Items listed in a dataset
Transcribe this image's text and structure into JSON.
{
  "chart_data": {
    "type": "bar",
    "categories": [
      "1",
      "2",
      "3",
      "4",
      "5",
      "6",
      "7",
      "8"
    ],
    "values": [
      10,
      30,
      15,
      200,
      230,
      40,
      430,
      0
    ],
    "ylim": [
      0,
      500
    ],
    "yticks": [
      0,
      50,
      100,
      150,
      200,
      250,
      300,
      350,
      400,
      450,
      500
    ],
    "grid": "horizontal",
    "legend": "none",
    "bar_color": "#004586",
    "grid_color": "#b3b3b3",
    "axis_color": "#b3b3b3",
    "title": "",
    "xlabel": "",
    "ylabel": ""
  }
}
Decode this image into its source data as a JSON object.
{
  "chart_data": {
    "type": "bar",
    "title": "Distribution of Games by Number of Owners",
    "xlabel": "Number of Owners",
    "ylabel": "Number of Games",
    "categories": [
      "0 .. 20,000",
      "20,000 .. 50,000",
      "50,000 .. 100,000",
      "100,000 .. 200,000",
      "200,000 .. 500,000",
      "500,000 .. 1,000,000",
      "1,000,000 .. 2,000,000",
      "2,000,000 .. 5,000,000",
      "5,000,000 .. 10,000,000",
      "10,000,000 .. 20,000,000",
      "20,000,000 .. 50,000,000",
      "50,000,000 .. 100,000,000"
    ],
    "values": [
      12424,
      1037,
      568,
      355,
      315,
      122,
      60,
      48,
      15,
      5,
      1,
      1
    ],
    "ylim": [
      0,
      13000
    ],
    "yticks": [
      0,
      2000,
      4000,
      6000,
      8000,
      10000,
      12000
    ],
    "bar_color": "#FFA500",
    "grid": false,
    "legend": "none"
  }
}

# Short task:
Pull out and copy each line containing the string "JSON".

# Worked answer:
Transcribe this image's text and structure into JSON.
Decode this image into its source data as a JSON object.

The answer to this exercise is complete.